> **GOAL OF THE EXERCISE**
Rewrite the listing with every "legend-marker" changed to "legend-swatch", leaving everything else unchanged.

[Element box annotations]
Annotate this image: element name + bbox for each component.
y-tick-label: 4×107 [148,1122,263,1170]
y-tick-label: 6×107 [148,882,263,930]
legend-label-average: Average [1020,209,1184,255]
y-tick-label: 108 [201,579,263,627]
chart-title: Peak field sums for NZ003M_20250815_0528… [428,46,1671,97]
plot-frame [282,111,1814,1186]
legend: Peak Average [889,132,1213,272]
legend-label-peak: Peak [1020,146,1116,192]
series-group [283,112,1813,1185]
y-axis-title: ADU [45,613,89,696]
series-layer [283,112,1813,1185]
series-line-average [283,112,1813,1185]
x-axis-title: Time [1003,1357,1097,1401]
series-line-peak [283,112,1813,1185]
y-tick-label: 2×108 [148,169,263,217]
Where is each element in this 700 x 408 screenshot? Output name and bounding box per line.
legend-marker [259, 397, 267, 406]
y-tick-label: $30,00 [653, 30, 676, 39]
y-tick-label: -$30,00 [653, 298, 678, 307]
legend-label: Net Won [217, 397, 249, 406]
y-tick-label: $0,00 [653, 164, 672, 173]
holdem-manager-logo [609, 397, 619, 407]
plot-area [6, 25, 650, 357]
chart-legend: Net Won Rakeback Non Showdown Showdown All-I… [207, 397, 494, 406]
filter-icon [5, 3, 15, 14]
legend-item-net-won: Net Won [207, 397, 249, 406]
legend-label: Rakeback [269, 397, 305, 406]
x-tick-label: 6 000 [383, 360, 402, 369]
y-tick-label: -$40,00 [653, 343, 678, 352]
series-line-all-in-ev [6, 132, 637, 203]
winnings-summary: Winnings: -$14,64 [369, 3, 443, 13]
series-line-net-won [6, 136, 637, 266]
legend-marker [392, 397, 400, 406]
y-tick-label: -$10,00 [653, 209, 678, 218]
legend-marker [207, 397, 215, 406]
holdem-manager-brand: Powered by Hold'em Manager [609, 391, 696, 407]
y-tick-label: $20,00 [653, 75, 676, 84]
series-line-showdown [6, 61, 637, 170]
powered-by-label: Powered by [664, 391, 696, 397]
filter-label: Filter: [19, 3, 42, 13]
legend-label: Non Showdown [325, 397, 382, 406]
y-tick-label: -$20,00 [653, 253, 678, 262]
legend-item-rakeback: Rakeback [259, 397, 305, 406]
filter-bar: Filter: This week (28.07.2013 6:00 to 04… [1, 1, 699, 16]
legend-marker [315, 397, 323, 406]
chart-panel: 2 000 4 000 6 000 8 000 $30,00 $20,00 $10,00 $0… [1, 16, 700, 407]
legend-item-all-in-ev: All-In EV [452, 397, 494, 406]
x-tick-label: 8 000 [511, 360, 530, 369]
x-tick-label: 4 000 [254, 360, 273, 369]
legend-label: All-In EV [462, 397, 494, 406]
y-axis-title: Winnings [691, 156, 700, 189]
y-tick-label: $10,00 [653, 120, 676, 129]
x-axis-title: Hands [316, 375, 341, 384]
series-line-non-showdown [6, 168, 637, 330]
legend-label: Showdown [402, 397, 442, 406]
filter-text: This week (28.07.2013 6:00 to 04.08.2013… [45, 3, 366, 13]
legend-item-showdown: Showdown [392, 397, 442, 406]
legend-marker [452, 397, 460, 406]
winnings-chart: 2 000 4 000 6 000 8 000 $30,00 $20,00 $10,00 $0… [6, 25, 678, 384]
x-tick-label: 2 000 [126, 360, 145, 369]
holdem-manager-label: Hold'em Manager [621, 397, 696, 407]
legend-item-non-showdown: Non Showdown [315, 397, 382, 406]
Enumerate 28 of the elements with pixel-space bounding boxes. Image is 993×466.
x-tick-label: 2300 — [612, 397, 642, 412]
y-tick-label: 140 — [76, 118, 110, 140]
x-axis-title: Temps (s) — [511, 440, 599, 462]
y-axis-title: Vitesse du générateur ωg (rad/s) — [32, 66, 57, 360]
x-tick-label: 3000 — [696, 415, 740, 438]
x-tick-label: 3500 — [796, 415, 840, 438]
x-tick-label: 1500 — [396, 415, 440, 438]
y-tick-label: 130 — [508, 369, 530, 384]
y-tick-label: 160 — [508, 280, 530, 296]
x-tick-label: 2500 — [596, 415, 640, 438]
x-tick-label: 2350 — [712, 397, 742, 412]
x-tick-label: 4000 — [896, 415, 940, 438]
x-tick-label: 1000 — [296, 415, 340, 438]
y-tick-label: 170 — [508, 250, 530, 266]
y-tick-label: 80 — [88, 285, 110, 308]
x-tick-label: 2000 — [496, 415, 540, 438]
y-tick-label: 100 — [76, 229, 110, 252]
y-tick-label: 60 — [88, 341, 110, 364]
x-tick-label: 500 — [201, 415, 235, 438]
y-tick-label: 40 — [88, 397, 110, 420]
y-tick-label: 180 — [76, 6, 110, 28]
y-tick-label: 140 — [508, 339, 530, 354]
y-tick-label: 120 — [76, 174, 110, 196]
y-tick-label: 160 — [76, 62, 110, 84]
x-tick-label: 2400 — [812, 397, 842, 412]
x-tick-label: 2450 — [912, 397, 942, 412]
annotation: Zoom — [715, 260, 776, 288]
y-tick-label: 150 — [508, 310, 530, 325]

> **CORRECT ANSWER**
Annotate this image: element name + bbox for each component.
y-tick-label: 4×107 [148,1122,263,1170]
y-tick-label: 6×107 [148,882,263,930]
legend-label-average: Average [1020,209,1184,255]
y-tick-label: 108 [201,579,263,627]
chart-title: Peak field sums for NZ003M_20250815_0528… [428,46,1671,97]
plot-frame [282,111,1814,1186]
legend: Peak Average [889,132,1213,272]
legend-label-peak: Peak [1020,146,1116,192]
series-group [283,112,1813,1185]
y-axis-title: ADU [45,613,89,696]
series-layer [283,112,1813,1185]
series-line-average [283,112,1813,1185]
x-axis-title: Time [1003,1357,1097,1401]
series-line-peak [283,112,1813,1185]
y-tick-label: 2×108 [148,169,263,217]
Where is each element in this 700 x 408 screenshot? Output name and bounding box per line.
legend-swatch [259, 397, 267, 406]
y-tick-label: $30,00 [653, 30, 676, 39]
y-tick-label: -$30,00 [653, 298, 678, 307]
legend-label: Net Won [217, 397, 249, 406]
y-tick-label: $0,00 [653, 164, 672, 173]
holdem-manager-logo [609, 397, 619, 407]
plot-area [6, 25, 650, 357]
chart-legend: Net Won Rakeback Non Showdown Showdown All-I… [207, 397, 494, 406]
filter-icon [5, 3, 15, 14]
legend-item-net-won: Net Won [207, 397, 249, 406]
legend-label: Rakeback [269, 397, 305, 406]
x-tick-label: 6 000 [383, 360, 402, 369]
y-tick-label: -$40,00 [653, 343, 678, 352]
series-line-all-in-ev [6, 132, 637, 203]
winnings-summary: Winnings: -$14,64 [369, 3, 443, 13]
series-line-net-won [6, 136, 637, 266]
legend-swatch [392, 397, 400, 406]
y-tick-label: -$10,00 [653, 209, 678, 218]
legend-swatch [207, 397, 215, 406]
holdem-manager-brand: Powered by Hold'em Manager [609, 391, 696, 407]
y-tick-label: $20,00 [653, 75, 676, 84]
series-line-showdown [6, 61, 637, 170]
powered-by-label: Powered by [664, 391, 696, 397]
filter-label: Filter: [19, 3, 42, 13]
legend-label: Non Showdown [325, 397, 382, 406]
y-tick-label: -$20,00 [653, 253, 678, 262]
legend-item-rakeback: Rakeback [259, 397, 305, 406]
filter-bar: Filter: This week (28.07.2013 6:00 to 04… [1, 1, 699, 16]
legend-swatch [315, 397, 323, 406]
chart-panel: 2 000 4 000 6 000 8 000 $30,00 $20,00 $10,00 $0… [1, 16, 700, 407]
legend-item-all-in-ev: All-In EV [452, 397, 494, 406]
x-tick-label: 8 000 [511, 360, 530, 369]
x-tick-label: 4 000 [254, 360, 273, 369]
legend-label: All-In EV [462, 397, 494, 406]
y-axis-title: Winnings [691, 156, 700, 189]
y-tick-label: $10,00 [653, 120, 676, 129]
x-axis-title: Hands [316, 375, 341, 384]
series-line-non-showdown [6, 168, 637, 330]
legend-label: Showdown [402, 397, 442, 406]
filter-text: This week (28.07.2013 6:00 to 04.08.2013… [45, 3, 366, 13]
legend-item-showdown: Showdown [392, 397, 442, 406]
legend-swatch [452, 397, 460, 406]
winnings-chart: 2 000 4 000 6 000 8 000 $30,00 $20,00 $10,00 $0… [6, 25, 678, 384]
x-tick-label: 2 000 [126, 360, 145, 369]
holdem-manager-label: Hold'em Manager [621, 397, 696, 407]
legend-item-non-showdown: Non Showdown [315, 397, 382, 406]
Enumerate 28 of the elements with pixel-space bounding boxes. Image is 993×466.
x-tick-label: 2300 — [612, 397, 642, 412]
y-tick-label: 140 — [76, 118, 110, 140]
x-axis-title: Temps (s) — [511, 440, 599, 462]
y-axis-title: Vitesse du générateur ωg (rad/s) — [32, 66, 57, 360]
x-tick-label: 3000 — [696, 415, 740, 438]
x-tick-label: 3500 — [796, 415, 840, 438]
x-tick-label: 1500 — [396, 415, 440, 438]
y-tick-label: 130 — [508, 369, 530, 384]
y-tick-label: 160 — [508, 280, 530, 296]
x-tick-label: 2500 — [596, 415, 640, 438]
x-tick-label: 2350 — [712, 397, 742, 412]
x-tick-label: 4000 — [896, 415, 940, 438]
x-tick-label: 1000 — [296, 415, 340, 438]
y-tick-label: 170 — [508, 250, 530, 266]
y-tick-label: 80 — [88, 285, 110, 308]
x-tick-label: 2000 — [496, 415, 540, 438]
y-tick-label: 100 — [76, 229, 110, 252]
y-tick-label: 60 — [88, 341, 110, 364]
x-tick-label: 500 — [201, 415, 235, 438]
y-tick-label: 40 — [88, 397, 110, 420]
y-tick-label: 180 — [76, 6, 110, 28]
y-tick-label: 140 — [508, 339, 530, 354]
y-tick-label: 120 — [76, 174, 110, 196]
y-tick-label: 160 — [76, 62, 110, 84]
x-tick-label: 2400 — [812, 397, 842, 412]
x-tick-label: 2450 — [912, 397, 942, 412]
annotation: Zoom — [715, 260, 776, 288]
y-tick-label: 150 — [508, 310, 530, 325]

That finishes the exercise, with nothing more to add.